***** Extracted entries *****

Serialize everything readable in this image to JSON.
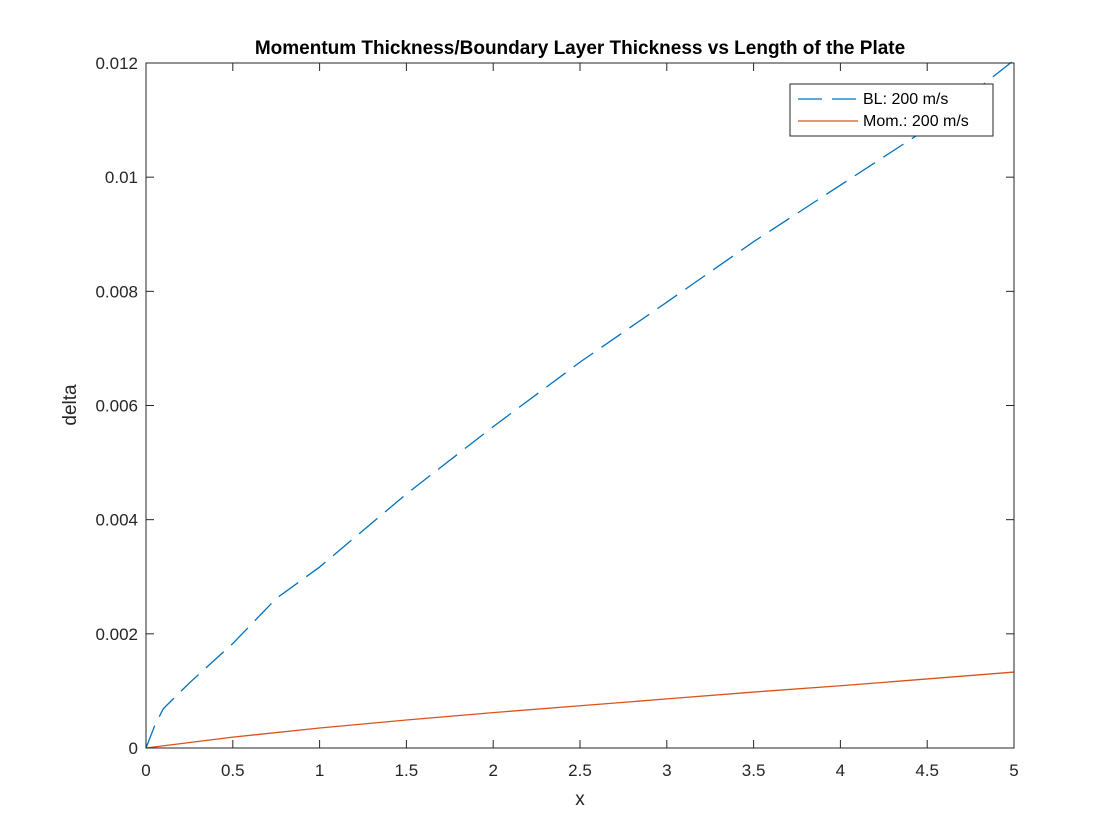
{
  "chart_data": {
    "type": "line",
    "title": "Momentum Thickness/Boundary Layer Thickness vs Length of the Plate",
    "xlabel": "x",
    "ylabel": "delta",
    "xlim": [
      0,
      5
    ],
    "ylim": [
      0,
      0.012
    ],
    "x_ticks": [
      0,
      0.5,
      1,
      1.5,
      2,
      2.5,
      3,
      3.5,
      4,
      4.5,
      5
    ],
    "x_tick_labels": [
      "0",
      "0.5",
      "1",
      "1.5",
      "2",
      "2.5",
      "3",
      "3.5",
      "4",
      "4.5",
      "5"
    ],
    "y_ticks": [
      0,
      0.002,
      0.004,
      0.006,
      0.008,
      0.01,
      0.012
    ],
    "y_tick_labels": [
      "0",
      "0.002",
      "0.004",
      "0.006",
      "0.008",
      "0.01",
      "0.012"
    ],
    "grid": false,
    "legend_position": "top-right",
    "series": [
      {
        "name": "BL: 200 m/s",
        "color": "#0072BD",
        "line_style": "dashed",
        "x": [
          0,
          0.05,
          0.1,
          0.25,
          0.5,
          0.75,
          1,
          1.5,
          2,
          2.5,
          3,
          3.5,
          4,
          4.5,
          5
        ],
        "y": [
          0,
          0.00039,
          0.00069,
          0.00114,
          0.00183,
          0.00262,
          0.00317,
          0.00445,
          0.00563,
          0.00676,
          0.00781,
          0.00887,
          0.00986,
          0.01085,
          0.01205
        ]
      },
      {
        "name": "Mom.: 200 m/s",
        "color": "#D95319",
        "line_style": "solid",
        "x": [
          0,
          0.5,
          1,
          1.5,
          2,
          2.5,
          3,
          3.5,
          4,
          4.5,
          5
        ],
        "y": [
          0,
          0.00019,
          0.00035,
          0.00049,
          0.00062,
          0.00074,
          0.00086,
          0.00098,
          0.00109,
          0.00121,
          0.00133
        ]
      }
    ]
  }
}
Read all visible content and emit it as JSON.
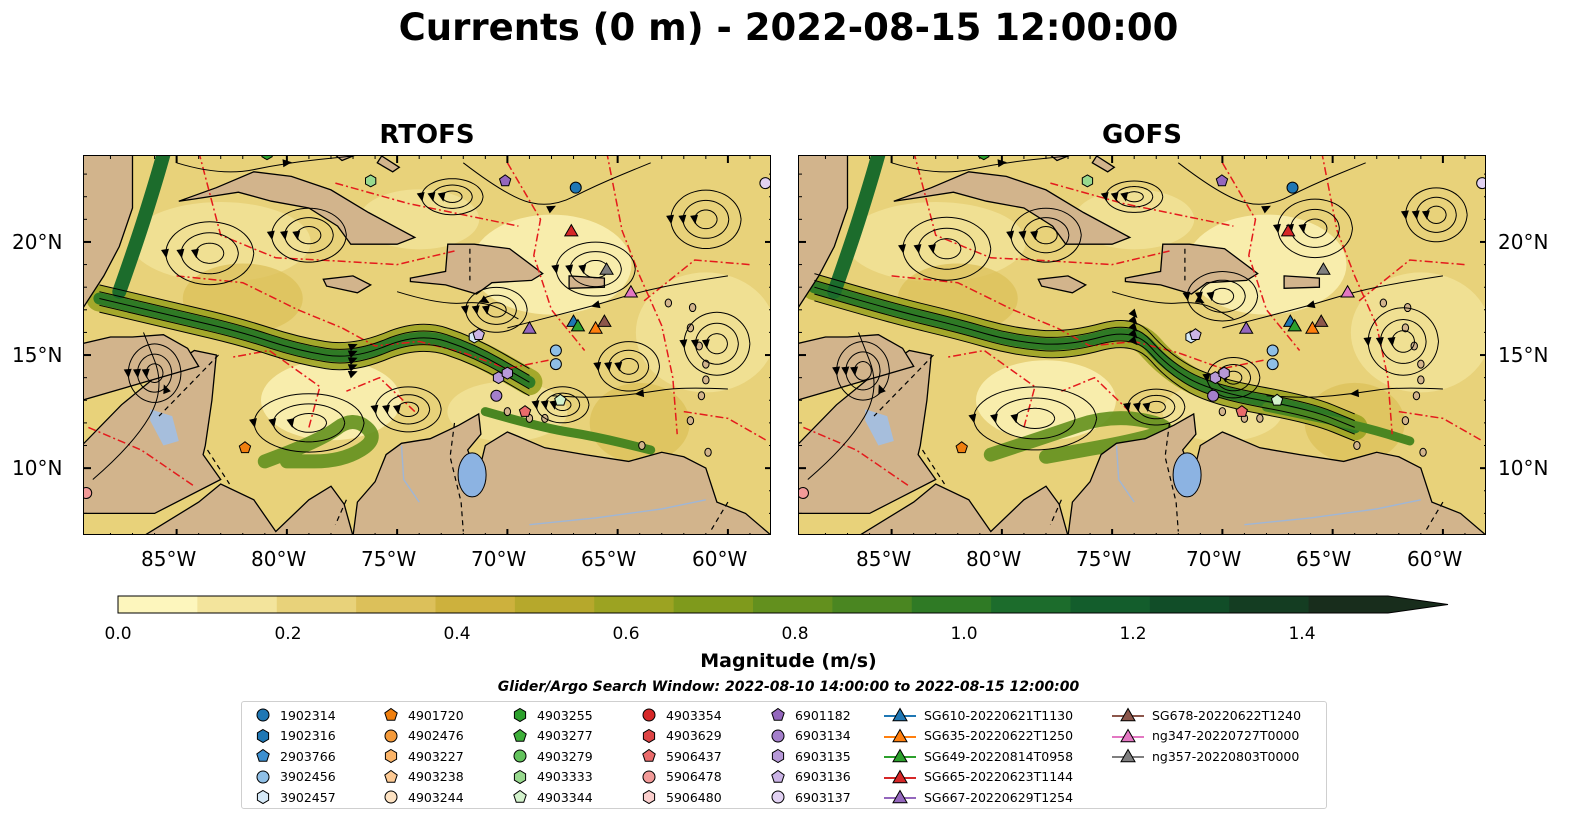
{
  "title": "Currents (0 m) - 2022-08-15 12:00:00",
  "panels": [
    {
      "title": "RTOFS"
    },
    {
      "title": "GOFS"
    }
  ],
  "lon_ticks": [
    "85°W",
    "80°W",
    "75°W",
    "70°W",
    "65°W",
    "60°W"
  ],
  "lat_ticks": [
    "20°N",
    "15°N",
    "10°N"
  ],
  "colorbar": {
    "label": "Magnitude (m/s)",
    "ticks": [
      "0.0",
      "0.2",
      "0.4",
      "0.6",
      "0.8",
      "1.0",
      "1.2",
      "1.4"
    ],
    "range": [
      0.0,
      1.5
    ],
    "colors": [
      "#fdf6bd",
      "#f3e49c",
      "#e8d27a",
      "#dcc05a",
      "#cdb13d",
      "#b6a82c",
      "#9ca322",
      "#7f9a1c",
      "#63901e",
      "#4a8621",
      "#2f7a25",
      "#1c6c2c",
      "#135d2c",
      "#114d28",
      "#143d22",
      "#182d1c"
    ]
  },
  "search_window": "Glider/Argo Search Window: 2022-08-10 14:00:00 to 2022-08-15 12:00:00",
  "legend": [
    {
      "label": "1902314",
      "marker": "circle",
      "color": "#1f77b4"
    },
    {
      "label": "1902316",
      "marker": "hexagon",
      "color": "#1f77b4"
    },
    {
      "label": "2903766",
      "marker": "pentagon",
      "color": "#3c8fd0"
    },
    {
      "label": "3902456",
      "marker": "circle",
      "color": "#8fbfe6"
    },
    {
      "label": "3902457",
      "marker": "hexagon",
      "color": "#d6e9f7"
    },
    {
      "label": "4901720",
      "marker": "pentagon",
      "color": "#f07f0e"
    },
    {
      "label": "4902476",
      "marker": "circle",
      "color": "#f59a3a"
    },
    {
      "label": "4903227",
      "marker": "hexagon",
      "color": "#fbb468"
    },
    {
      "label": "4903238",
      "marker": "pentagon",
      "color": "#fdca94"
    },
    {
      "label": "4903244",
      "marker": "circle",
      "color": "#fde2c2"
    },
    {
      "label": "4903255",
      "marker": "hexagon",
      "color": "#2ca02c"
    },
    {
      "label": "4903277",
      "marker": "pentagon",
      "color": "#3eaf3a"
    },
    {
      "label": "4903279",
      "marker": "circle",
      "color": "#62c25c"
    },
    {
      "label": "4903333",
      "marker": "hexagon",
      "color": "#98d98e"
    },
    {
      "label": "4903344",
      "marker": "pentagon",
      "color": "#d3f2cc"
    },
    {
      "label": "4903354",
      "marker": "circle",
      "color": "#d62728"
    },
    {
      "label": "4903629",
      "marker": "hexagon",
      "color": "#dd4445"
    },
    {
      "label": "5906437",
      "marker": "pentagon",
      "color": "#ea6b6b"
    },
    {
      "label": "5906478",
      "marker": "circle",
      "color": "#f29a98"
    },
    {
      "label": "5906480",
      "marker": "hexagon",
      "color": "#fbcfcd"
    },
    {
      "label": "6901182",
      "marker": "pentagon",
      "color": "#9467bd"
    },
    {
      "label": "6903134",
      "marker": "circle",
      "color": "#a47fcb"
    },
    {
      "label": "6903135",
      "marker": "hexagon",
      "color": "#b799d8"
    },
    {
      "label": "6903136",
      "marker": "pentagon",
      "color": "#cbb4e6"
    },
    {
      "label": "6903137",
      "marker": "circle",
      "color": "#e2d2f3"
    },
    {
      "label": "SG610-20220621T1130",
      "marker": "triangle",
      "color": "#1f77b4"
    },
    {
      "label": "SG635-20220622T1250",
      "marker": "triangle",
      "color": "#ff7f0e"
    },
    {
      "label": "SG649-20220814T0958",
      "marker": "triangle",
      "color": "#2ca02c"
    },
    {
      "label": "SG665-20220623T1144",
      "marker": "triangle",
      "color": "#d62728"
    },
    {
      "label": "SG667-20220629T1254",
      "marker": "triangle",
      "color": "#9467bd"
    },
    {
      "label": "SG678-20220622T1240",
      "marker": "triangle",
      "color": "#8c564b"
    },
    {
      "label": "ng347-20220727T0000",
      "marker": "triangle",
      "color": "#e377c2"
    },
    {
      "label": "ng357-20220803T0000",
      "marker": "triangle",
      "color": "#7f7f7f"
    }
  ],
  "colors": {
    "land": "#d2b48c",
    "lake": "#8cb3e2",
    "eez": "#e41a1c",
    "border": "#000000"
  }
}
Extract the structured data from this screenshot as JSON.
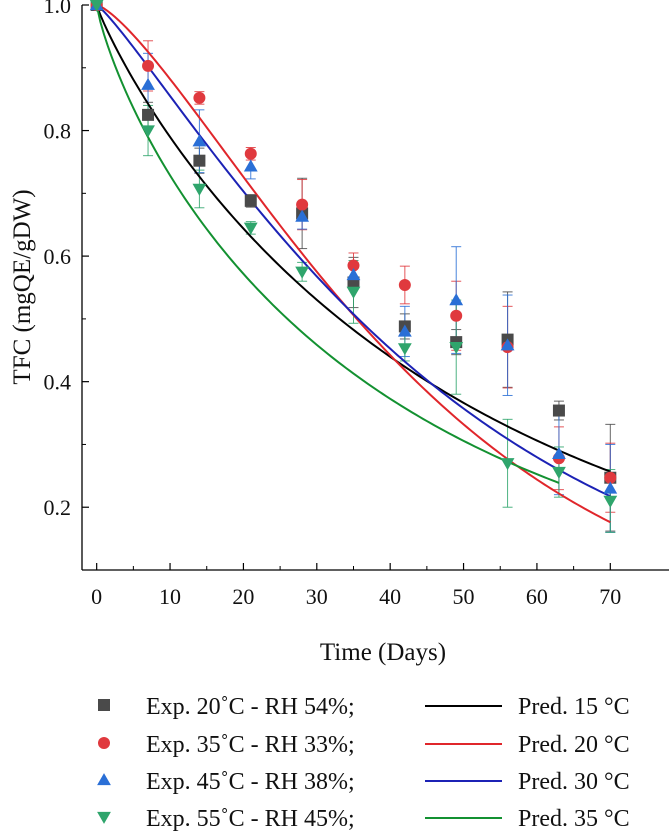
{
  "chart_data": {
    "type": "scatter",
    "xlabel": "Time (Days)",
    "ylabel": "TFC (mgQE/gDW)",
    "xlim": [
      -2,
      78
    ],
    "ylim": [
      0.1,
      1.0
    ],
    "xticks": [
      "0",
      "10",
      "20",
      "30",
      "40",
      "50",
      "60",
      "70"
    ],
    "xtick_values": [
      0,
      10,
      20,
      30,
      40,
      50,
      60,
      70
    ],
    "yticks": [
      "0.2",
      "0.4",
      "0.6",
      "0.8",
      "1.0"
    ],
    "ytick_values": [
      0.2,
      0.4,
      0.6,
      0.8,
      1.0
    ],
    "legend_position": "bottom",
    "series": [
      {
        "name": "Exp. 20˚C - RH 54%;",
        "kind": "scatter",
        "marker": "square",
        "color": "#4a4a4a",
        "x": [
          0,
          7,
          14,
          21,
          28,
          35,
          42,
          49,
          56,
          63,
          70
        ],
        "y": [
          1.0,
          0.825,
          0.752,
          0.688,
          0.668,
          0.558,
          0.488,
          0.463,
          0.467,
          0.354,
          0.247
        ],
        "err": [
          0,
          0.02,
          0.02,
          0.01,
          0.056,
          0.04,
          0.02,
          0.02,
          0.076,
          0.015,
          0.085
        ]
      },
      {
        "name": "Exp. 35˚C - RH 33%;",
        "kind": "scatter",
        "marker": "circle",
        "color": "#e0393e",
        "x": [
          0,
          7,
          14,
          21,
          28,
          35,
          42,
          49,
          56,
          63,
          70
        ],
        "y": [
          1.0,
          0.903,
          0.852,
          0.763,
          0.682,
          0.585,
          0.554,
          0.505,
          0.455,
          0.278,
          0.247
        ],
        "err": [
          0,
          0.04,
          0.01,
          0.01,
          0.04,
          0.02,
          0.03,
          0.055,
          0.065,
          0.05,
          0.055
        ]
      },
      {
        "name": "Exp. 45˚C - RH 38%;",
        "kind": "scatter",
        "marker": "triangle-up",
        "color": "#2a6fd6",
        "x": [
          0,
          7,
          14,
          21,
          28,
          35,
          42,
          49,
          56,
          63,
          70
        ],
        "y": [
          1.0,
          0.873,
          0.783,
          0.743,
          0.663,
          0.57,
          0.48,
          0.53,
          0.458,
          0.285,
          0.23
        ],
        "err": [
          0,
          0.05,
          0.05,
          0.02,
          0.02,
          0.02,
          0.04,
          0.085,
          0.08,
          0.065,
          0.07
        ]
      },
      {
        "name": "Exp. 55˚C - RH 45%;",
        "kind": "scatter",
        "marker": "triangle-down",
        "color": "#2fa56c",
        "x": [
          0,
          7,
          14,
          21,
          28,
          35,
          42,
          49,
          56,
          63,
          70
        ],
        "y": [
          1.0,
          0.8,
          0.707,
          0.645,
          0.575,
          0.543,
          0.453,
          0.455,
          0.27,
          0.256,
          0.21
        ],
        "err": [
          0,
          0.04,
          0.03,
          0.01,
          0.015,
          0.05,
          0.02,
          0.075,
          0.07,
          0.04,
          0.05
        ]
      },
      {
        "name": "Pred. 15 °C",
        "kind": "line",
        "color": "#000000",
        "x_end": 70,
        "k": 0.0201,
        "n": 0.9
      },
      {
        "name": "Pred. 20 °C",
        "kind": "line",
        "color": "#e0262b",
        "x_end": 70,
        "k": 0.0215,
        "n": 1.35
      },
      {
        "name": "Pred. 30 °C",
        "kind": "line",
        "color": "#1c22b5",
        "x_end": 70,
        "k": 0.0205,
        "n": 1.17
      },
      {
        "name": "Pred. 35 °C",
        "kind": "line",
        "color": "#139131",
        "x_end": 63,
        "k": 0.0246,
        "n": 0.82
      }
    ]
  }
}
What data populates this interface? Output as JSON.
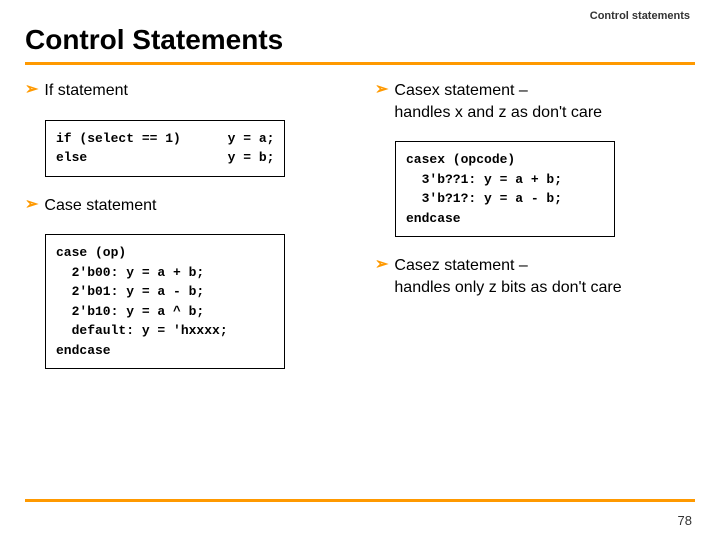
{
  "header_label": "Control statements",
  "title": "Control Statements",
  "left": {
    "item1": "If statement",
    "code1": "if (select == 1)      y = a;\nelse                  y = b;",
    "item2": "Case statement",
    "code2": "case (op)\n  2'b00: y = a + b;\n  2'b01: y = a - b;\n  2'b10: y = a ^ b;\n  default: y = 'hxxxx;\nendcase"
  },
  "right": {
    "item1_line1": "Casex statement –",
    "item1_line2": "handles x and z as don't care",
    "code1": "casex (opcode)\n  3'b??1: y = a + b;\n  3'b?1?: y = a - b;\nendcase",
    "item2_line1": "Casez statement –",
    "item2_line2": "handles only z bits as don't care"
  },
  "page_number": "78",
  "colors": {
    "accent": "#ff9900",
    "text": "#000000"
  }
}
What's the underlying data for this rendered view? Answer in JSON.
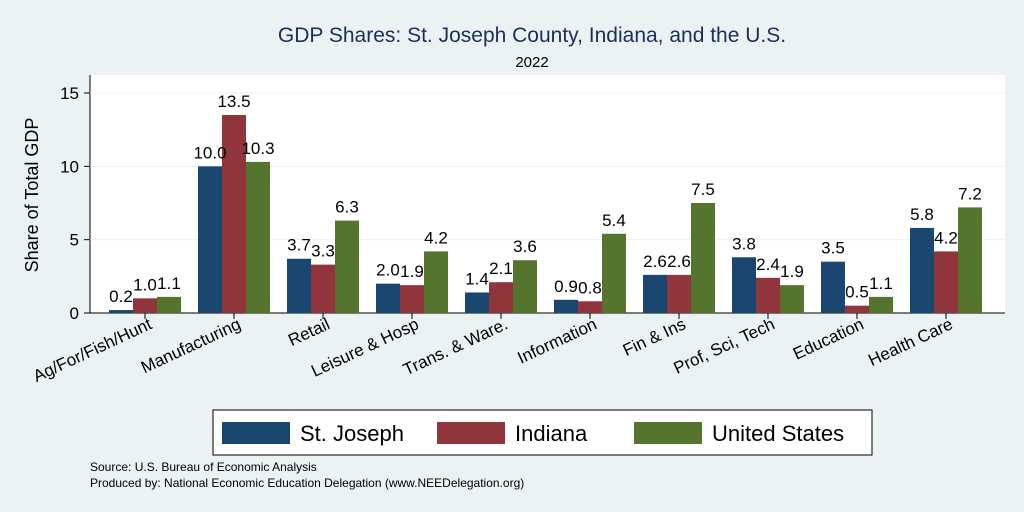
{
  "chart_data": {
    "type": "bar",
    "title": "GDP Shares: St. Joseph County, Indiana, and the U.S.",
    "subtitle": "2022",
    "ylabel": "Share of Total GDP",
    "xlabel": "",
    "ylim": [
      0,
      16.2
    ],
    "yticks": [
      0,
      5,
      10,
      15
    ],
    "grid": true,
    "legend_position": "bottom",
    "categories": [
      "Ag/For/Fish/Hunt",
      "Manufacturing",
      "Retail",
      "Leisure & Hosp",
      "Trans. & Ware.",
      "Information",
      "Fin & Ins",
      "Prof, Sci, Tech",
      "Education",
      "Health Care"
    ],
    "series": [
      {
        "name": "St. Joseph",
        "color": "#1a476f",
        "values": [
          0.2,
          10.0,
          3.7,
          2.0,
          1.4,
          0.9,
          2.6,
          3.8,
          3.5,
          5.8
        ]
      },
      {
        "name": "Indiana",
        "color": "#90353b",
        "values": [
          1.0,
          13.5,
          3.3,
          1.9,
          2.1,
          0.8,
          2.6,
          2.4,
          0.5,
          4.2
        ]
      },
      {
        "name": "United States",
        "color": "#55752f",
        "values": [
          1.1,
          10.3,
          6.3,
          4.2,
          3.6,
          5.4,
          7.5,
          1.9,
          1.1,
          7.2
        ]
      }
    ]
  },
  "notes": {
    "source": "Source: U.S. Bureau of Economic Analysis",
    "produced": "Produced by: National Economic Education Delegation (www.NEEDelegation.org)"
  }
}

*****

> _Task requirements_
Return every line of the preceding records in which the word "handles" appears.

> _Answer to this task_
    "item1_line2": "handles x and z as don't care",
    "item2_line2": "handles only z bits as don't care"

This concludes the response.